## Exercise brief:
Reproduce all entries verbatim, with nothing added or dropped.

## Items:
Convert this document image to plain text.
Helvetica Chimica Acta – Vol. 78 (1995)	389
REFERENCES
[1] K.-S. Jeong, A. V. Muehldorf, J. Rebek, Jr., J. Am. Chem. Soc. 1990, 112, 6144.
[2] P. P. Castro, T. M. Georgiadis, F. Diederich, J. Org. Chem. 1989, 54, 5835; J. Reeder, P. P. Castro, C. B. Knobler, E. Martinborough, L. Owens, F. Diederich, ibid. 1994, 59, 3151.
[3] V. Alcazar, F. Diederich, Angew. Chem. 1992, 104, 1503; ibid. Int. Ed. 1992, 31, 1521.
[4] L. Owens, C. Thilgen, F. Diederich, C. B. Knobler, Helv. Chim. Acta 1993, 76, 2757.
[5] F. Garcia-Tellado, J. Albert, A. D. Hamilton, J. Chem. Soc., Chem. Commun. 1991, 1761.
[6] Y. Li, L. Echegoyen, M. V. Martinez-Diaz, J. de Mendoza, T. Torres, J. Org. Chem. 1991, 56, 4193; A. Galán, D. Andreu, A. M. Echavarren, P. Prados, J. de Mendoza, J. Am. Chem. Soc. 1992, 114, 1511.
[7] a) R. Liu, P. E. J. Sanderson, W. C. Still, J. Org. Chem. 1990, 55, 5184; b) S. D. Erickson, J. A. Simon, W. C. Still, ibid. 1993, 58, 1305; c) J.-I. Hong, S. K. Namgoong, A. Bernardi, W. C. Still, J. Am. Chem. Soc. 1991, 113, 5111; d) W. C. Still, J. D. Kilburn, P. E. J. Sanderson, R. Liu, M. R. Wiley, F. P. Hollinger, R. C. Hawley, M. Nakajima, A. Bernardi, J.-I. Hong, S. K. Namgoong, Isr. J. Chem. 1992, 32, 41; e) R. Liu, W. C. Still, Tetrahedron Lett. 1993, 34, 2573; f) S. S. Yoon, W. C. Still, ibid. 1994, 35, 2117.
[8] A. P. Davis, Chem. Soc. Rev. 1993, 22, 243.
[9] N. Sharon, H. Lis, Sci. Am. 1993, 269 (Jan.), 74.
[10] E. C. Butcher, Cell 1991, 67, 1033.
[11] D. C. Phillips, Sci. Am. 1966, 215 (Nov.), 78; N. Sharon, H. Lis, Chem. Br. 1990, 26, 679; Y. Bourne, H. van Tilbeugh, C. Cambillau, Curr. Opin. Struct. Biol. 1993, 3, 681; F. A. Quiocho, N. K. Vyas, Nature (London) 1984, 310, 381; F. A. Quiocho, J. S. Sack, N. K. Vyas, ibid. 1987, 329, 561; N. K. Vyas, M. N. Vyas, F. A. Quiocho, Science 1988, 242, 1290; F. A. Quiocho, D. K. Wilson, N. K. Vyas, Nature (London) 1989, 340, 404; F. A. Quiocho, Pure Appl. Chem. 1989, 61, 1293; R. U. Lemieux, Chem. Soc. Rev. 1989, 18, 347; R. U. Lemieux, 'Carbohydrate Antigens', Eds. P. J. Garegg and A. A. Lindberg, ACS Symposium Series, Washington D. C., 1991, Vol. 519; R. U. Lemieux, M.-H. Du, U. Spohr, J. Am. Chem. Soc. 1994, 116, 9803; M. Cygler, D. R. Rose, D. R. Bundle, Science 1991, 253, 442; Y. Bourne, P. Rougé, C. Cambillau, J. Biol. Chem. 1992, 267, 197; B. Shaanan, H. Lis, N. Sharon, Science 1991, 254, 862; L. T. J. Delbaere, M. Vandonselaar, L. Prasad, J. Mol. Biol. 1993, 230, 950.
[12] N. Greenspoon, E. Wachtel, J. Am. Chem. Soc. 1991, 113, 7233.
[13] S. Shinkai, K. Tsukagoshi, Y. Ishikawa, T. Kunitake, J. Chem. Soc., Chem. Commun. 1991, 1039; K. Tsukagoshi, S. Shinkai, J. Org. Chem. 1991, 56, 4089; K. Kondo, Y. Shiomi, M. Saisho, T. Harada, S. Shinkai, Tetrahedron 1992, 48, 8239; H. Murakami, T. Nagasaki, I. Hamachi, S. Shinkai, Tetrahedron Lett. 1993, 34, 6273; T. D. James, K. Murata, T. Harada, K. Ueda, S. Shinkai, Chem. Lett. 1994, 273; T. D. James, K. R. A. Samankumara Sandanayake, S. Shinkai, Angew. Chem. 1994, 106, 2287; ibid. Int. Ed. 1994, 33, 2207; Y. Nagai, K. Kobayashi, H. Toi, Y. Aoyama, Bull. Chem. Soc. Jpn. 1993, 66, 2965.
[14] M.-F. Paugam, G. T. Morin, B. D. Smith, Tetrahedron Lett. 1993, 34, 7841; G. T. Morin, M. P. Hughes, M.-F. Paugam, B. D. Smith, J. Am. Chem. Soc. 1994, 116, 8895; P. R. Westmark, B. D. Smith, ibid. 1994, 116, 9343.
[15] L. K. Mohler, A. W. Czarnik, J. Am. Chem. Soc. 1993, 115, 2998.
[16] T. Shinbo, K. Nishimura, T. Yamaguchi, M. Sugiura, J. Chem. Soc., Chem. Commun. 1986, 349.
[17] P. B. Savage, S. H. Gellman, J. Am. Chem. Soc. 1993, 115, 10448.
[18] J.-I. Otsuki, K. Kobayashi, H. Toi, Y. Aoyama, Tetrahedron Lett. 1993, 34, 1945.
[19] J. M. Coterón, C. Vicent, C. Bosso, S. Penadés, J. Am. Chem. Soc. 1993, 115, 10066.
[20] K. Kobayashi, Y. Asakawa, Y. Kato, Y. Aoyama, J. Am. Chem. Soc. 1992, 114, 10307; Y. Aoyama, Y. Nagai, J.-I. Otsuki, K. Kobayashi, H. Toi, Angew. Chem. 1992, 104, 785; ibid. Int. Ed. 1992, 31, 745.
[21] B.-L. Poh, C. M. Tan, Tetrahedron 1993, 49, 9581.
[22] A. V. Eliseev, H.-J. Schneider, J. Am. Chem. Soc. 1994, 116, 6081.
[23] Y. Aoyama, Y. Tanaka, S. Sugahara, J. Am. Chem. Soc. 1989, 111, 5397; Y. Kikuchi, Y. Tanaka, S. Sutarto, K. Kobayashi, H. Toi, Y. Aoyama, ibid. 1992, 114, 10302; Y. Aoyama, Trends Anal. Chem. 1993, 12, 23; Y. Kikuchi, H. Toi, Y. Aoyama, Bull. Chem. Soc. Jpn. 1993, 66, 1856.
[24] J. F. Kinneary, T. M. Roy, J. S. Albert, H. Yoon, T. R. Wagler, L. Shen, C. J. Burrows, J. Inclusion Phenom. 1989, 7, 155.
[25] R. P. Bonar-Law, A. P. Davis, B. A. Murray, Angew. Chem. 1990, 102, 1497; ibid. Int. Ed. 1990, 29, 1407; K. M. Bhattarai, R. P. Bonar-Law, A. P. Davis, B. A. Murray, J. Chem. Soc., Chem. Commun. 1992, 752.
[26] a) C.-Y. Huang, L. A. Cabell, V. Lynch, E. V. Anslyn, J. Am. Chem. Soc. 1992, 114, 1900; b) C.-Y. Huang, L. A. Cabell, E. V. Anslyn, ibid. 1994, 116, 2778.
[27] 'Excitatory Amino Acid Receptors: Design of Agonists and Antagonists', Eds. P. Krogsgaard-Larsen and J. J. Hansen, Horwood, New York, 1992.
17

## Completed exercise:
Convert this document image to plain text.
Helvetica Chimica Acta – Vol. 78 (1995)	389
REFERENCES
[1] K.-S. Jeong, A. V. Muehldorf, J. Rebek, Jr., J. Am. Chem. Soc. 1990, 112, 6144.
[2] P. P. Castro, T. M. Georgiadis, F. Diederich, J. Org. Chem. 1989, 54, 5835; J. Reeder, P. P. Castro, C. B. Knobler, E. Martinborough, L. Owens, F. Diederich, ibid. 1994, 59, 3151.
[3] V. Alcazar, F. Diederich, Angew. Chem. 1992, 104, 1503; ibid. Int. Ed. 1992, 31, 1521.
[4] L. Owens, C. Thilgen, F. Diederich, C. B. Knobler, Helv. Chim. Acta 1993, 76, 2757.
[5] F. Garcia-Tellado, J. Albert, A. D. Hamilton, J. Chem. Soc., Chem. Commun. 1991, 1761.
[6] Y. Li, L. Echegoyen, M. V. Martinez-Diaz, J. de Mendoza, T. Torres, J. Org. Chem. 1991, 56, 4193; A. Galán, D. Andreu, A. M. Echavarren, P. Prados, J. de Mendoza, J. Am. Chem. Soc. 1992, 114, 1511.
[7] a) R. Liu, P. E. J. Sanderson, W. C. Still, J. Org. Chem. 1990, 55, 5184; b) S. D. Erickson, J. A. Simon, W. C. Still, ibid. 1993, 58, 1305; c) J.-I. Hong, S. K. Namgoong, A. Bernardi, W. C. Still, J. Am. Chem. Soc. 1991, 113, 5111; d) W. C. Still, J. D. Kilburn, P. E. J. Sanderson, R. Liu, M. R. Wiley, F. P. Hollinger, R. C. Hawley, M. Nakajima, A. Bernardi, J.-I. Hong, S. K. Namgoong, Isr. J. Chem. 1992, 32, 41; e) R. Liu, W. C. Still, Tetrahedron Lett. 1993, 34, 2573; f) S. S. Yoon, W. C. Still, ibid. 1994, 35, 2117.
[8] A. P. Davis, Chem. Soc. Rev. 1993, 22, 243.
[9] N. Sharon, H. Lis, Sci. Am. 1993, 269 (Jan.), 74.
[10] E. C. Butcher, Cell 1991, 67, 1033.
[11] D. C. Phillips, Sci. Am. 1966, 215 (Nov.), 78; N. Sharon, H. Lis, Chem. Br. 1990, 26, 679; Y. Bourne, H. van Tilbeugh, C. Cambillau, Curr. Opin. Struct. Biol. 1993, 3, 681; F. A. Quiocho, N. K. Vyas, Nature (London) 1984, 310, 381; F. A. Quiocho, J. S. Sack, N. K. Vyas, ibid. 1987, 329, 561; N. K. Vyas, M. N. Vyas, F. A. Quiocho, Science 1988, 242, 1290; F. A. Quiocho, D. K. Wilson, N. K. Vyas, Nature (London) 1989, 340, 404; F. A. Quiocho, Pure Appl. Chem. 1989, 61, 1293; R. U. Lemieux, Chem. Soc. Rev. 1989, 18, 347; R. U. Lemieux, 'Carbohydrate Antigens', Eds. P. J. Garegg and A. A. Lindberg, ACS Symposium Series, Washington D. C., 1991, Vol. 519; R. U. Lemieux, M.-H. Du, U. Spohr, J. Am. Chem. Soc. 1994, 116, 9803; M. Cygler, D. R. Rose, D. R. Bundle, Science 1991, 253, 442; Y. Bourne, P. Rougé, C. Cambillau, J. Biol. Chem. 1992, 267, 197; B. Shaanan, H. Lis, N. Sharon, Science 1991, 254, 862; L. T. J. Delbaere, M. Vandonselaar, L. Prasad, J. Mol. Biol. 1993, 230, 950.
[12] N. Greenspoon, E. Wachtel, J. Am. Chem. Soc. 1991, 113, 7233.
[13] S. Shinkai, K. Tsukagoshi, Y. Ishikawa, T. Kunitake, J. Chem. Soc., Chem. Commun. 1991, 1039; K. Tsukagoshi, S. Shinkai, J. Org. Chem. 1991, 56, 4089; K. Kondo, Y. Shiomi, M. Saisho, T. Harada, S. Shinkai, Tetrahedron 1992, 48, 8239; H. Murakami, T. Nagasaki, I. Hamachi, S. Shinkai, Tetrahedron Lett. 1993, 34, 6273; T. D. James, K. Murata, T. Harada, K. Ueda, S. Shinkai, Chem. Lett. 1994, 273; T. D. James, K. R. A. Samankumara Sandanayake, S. Shinkai, Angew. Chem. 1994, 106, 2287; ibid. Int. Ed. 1994, 33, 2207; Y. Nagai, K. Kobayashi, H. Toi, Y. Aoyama, Bull. Chem. Soc. Jpn. 1993, 66, 2965.
[14] M.-F. Paugam, G. T. Morin, B. D. Smith, Tetrahedron Lett. 1993, 34, 7841; G. T. Morin, M. P. Hughes, M.-F. Paugam, B. D. Smith, J. Am. Chem. Soc. 1994, 116, 8895; P. R. Westmark, B. D. Smith, ibid. 1994, 116, 9343.
[15] L. K. Mohler, A. W. Czarnik, J. Am. Chem. Soc. 1993, 115, 2998.
[16] T. Shinbo, K. Nishimura, T. Yamaguchi, M. Sugiura, J. Chem. Soc., Chem. Commun. 1986, 349.
[17] P. B. Savage, S. H. Gellman, J. Am. Chem. Soc. 1993, 115, 10448.
[18] J.-I. Otsuki, K. Kobayashi, H. Toi, Y. Aoyama, Tetrahedron Lett. 1993, 34, 1945.
[19] J. M. Coterón, C. Vicent, C. Bosso, S. Penadés, J. Am. Chem. Soc. 1993, 115, 10066.
[20] K. Kobayashi, Y. Asakawa, Y. Kato, Y. Aoyama, J. Am. Chem. Soc. 1992, 114, 10307; Y. Aoyama, Y. Nagai, J.-I. Otsuki, K. Kobayashi, H. Toi, Angew. Chem. 1992, 104, 785; ibid. Int. Ed. 1992, 31, 745.
[21] B.-L. Poh, C. M. Tan, Tetrahedron 1993, 49, 9581.
[22] A. V. Eliseev, H.-J. Schneider, J. Am. Chem. Soc. 1994, 116, 6081.
[23] Y. Aoyama, Y. Tanaka, S. Sugahara, J. Am. Chem. Soc. 1989, 111, 5397; Y. Kikuchi, Y. Tanaka, S. Sutarto, K. Kobayashi, H. Toi, Y. Aoyama, ibid. 1992, 114, 10302; Y. Aoyama, Trends Anal. Chem. 1993, 12, 23; Y. Kikuchi, H. Toi, Y. Aoyama, Bull. Chem. Soc. Jpn. 1993, 66, 1856.
[24] J. F. Kinneary, T. M. Roy, J. S. Albert, H. Yoon, T. R. Wagler, L. Shen, C. J. Burrows, J. Inclusion Phenom. 1989, 7, 155.
[25] R. P. Bonar-Law, A. P. Davis, B. A. Murray, Angew. Chem. 1990, 102, 1497; ibid. Int. Ed. 1990, 29, 1407; K. M. Bhattarai, R. P. Bonar-Law, A. P. Davis, B. A. Murray, J. Chem. Soc., Chem. Commun. 1992, 752.
[26] a) C.-Y. Huang, L. A. Cabell, V. Lynch, E. V. Anslyn, J. Am. Chem. Soc. 1992, 114, 1900; b) C.-Y. Huang, L. A. Cabell, E. V. Anslyn, ibid. 1994, 116, 2778.
[27] 'Excitatory Amino Acid Receptors: Design of Agonists and Antagonists', Eds. P. Krogsgaard-Larsen and J. J. Hansen, Horwood, New York, 1992.
17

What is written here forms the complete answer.